Für Kinder ist Expedition das Natürlichste der Welt. Sie lernen durch Entdecken, durch Fragen, durch Irritation. Unsicherheiten schrecken sie selten. Vielmehr sind die ja Teil des Spiels, der Suche, des Wachsens.

Die eigentliche Zumutung betrifft nicht Kinder und Jugendliche. Sie gilt jenen Erwachsenen, die Schule bisher im Modus von Kontrolle, Planung und Steuerung erlebt haben und praktizieren: Lehrpersonen, Eltern, Bildungspolitiker:innen. Für sie bedeutet Expedition ein Loslassen von Sicherheiten, ein neues Selbstverständnis.

Der Safari-Modus bietet Lehrpersonen und Eltern Sicherheit durch Planung, Struktur und Vorwissen. Der Expeditions-Modus ermöglicht allen zusammen Entwicklung durch Beteiligung, Unsicherheit und gemeinsames Deuten. Beides hat seinen Platz. Aber wer Bildung als Zugehen auf eine offene Zukunft versteht, wird Expedition ernst nehmen, nicht als Methode, sondern als Haltung.

Gerade weil Schule für Kinder nicht freiwillig ist, muss sie ein Raum sein, in dem Menschen erfahren: Ich bin Teil dessen, was entsteht. Ich kann mich einbringen. Ich lerne mit Unsicherheit leben und mit anderen daraus etwas zu entwickeln.

Expedition ist kein Gegenmodell zur Schule. Sie ist eine Möglichkeit, Schule mit der gesamten Lebenswelt von Kindern, Jugendlichen und Erwachsenen in Verbindung zu bringen.

Selber lernen aber nicht alleine.

Expedition als Bruch mit der Weltlogik von Schule

Diese Bewegung ist nicht technischer, sondern existenzieller Natur. Sie betrifft das Verhältnis zur eigenen Autorität, zu Unsicherheit, zu Verantwortung. Wer Expedition ernst meint, ist bereit, sich selbst als Teil des Geschehens zu verstehen, nicht nur als dessen Rahmengeber oder als Steuernde.

Noch einmal: Das traditionelle Bildungssystem funktioniert nach der Logik der Safari: Es gibt einen vorgezeichneten Pfad, klar definierte Ziele, fixierte Rollen. Diese Ordnung suggeriert Sicherheit. Sie basiert auf einem Weltbild, das Stabilität, Steuerbarkeit und Linearität voraussetzt. Doch dieses Konzept hat tiefe Risse bekommen, denn die Herausforderungen der Gegenwart folgen einer anderen Logik: Sie sind dynamisch, plural, widersprüchlich. Sie verlangen nach anderen Haltungen des Lernens.

Gesellschaftlicher Wandel

Gesellschaftlich erleben wir einen tiefgreifenden Wandel. Orientierung, wie wir sie kannten, verliert ihre Eindeutigkeit. In einer hochgradig fragmentierten, beschleunigten und pluralisierten Welt gibt es nicht mehr den einen richtigen Weg. Widersprüche, Werteverschiebungen und vielfältige Lebensentwürfe prägen unseren Alltag. Klassische Autoritäten und Orientierungssysteme haben an Wirksamkeit eingebüsst. Auch wenn sie hier und da wieder verstärkt Zustimmung erhalten, ist das nicht mit Wirksamkeit gleichzusetzen.

▶ **Bereitgestellte Datensätze**

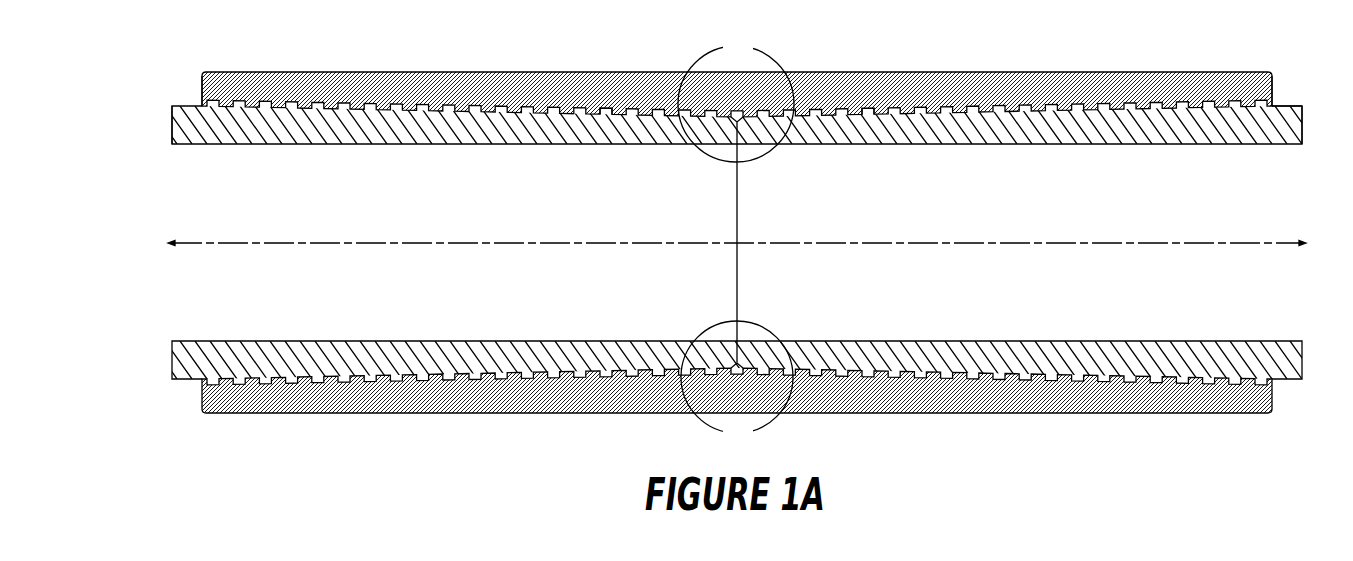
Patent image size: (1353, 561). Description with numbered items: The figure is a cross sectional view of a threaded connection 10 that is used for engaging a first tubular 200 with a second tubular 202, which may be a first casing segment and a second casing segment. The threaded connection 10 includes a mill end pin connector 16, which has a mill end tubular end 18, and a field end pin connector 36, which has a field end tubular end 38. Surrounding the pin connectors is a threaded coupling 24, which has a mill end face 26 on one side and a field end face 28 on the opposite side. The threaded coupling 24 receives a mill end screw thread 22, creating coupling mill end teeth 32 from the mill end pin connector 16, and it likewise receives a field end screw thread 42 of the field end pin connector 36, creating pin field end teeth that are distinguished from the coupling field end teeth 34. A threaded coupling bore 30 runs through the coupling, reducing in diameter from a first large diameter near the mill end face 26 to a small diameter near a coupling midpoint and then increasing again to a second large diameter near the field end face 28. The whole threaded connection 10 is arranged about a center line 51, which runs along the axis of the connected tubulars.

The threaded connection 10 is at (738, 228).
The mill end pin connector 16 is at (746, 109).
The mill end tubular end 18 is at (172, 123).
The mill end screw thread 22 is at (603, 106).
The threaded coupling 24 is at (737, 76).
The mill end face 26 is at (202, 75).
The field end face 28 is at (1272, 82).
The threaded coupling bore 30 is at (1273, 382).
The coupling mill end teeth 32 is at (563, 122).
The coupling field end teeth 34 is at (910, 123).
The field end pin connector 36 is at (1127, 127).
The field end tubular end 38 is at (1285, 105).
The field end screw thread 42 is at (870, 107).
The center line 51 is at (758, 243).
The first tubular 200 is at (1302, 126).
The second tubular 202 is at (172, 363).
---
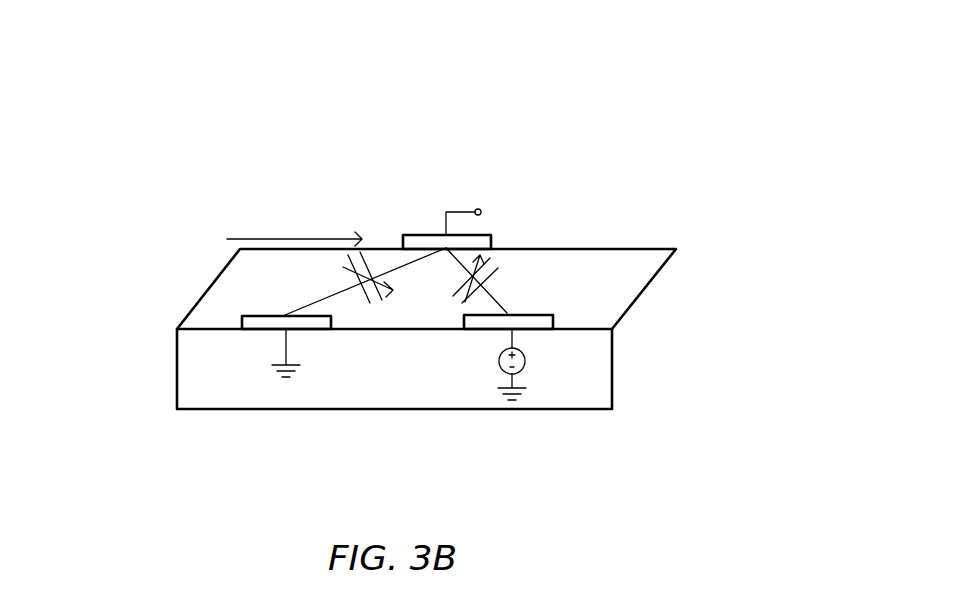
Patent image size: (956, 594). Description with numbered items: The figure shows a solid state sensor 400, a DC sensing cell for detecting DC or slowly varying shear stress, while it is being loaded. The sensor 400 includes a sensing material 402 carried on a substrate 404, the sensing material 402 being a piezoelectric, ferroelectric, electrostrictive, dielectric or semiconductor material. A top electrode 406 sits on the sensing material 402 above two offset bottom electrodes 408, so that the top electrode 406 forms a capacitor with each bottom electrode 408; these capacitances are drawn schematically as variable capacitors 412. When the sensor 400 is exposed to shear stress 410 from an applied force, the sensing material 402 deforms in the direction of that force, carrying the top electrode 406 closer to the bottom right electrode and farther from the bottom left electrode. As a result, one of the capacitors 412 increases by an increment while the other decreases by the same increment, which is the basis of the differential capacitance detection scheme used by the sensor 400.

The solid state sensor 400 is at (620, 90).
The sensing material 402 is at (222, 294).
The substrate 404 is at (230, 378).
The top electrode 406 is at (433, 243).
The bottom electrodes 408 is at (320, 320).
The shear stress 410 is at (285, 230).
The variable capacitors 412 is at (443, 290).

▶ **Angestrebtes Ziel 1**
Gib aus den Datensätzen den Abschnitt von der Zeile mit „Patent image size: (956, 594).“ bis einschließlich der Zeile mit „The variable capacitors 412 is at (443, 290).“ unverändert aus.
▶ **Angestrebtes Ziel 2**
Führe den Text über Expedition als Haltung in der Schule im Anschluss an seinen letzten Satz weiter.

▶ **Ergebnis 1**
Patent image size: (956, 594). Description with numbered items: The figure shows a solid state sensor 400, a DC sensing cell for detecting DC or slowly varying shear stress, while it is being loaded. The sensor 400 includes a sensing material 402 carried on a substrate 404, the sensing material 402 being a piezoelectric, ferroelectric, electrostrictive, dielectric or semiconductor material. A top electrode 406 sits on the sensing material 402 above two offset bottom electrodes 408, so that the top electrode 406 forms a capacitor with each bottom electrode 408; these capacitances are drawn schematically as variable capacitors 412. When the sensor 400 is exposed to shear stress 410 from an applied force, the sensing material 402 deforms in the direction of that force, carrying the top electrode 406 closer to the bottom right electrode and farther from the bottom left electrode. As a result, one of the capacitors 412 increases by an increment while the other decreases by the same increment, which is the basis of the differential capacitance detection scheme used by the sensor 400.

The solid state sensor 400 is at (620, 90).
The sensing material 402 is at (222, 294).
The substrate 404 is at (230, 378).
The top electrode 406 is at (433, 243).
The bottom electrodes 408 is at (320, 320).
The shear stress 410 is at (285, 230).
The variable capacitors 412 is at (443, 290).

▶ **Ergebnis 2**
Gerade deshalb braucht es Lernräume, in denen Unsicherheit nicht als Defizit gilt, sondern als Ausgangspunkt. Expedition bedeutet hier: Geteilte Aufmerksamkeit. Dialogisches Entscheiden. Gemeinsame Sinnsuche. Nicht gegen die Unsicherheit, sondern mit ihr und miteinander.

Kultureller Wandel

Auch kulturell verändern sich die Grundlagen unseres Selbstverständnisses. Identität ist heute kein fester Besitz mehr, sondern ein andauernder Aushandlungsprozess. Menschen leben in multiplen Rollen und immer häufiger bereits in digital designten Öffentlichkeiten. Lernen als Expedition bietet hier nicht nur die Möglichkeit, etwas über die Welt zu lernen sondern auch über sich selbst. Wer gemeinsam aufbricht, teilt Verantwortung und Risiko, erlebt Irritation nicht als Scheitern, sondern als Beginn von Verstehen. Expedition schafft Räume für Selbstklärung (wer bin ich? was will ich mit meinem Leben? wohin möchte ich?) ohne Vereinzelung.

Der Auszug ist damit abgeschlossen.